Find each line with the word "value" and copy it.
- - - - - - -
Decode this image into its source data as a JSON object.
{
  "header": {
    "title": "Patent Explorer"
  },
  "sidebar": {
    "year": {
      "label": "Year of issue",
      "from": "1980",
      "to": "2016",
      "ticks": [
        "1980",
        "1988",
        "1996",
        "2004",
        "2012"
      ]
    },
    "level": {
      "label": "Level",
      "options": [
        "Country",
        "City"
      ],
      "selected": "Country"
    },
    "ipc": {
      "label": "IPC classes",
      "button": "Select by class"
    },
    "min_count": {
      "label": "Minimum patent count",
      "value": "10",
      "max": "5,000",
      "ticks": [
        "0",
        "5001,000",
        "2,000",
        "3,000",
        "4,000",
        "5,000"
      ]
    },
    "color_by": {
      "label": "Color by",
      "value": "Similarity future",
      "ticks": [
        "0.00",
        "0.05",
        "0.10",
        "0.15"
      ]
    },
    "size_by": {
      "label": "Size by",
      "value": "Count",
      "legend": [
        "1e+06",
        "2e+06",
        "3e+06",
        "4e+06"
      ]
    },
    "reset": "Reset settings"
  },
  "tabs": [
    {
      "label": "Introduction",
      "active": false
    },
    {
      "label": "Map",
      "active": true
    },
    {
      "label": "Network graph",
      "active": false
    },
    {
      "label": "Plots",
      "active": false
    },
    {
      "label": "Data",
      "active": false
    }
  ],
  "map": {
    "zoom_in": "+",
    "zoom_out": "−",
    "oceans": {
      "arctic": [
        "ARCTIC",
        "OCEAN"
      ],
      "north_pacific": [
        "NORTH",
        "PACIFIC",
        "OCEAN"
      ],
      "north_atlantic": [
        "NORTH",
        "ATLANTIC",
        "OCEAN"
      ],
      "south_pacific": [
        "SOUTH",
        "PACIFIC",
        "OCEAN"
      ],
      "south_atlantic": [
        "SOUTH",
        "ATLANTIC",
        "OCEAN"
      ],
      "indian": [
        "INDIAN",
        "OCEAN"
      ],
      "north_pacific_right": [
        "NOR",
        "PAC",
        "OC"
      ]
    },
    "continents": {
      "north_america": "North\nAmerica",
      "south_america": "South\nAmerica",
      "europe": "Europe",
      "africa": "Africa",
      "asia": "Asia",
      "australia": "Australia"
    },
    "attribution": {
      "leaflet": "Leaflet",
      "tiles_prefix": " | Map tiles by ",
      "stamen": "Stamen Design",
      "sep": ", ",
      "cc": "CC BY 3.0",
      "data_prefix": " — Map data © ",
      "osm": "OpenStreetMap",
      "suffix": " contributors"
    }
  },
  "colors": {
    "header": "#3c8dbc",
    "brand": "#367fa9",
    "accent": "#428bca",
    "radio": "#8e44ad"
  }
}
- - - - - - -
REPLY
      "value": "10",
      "value": "Similarity future",
      "value": "Count",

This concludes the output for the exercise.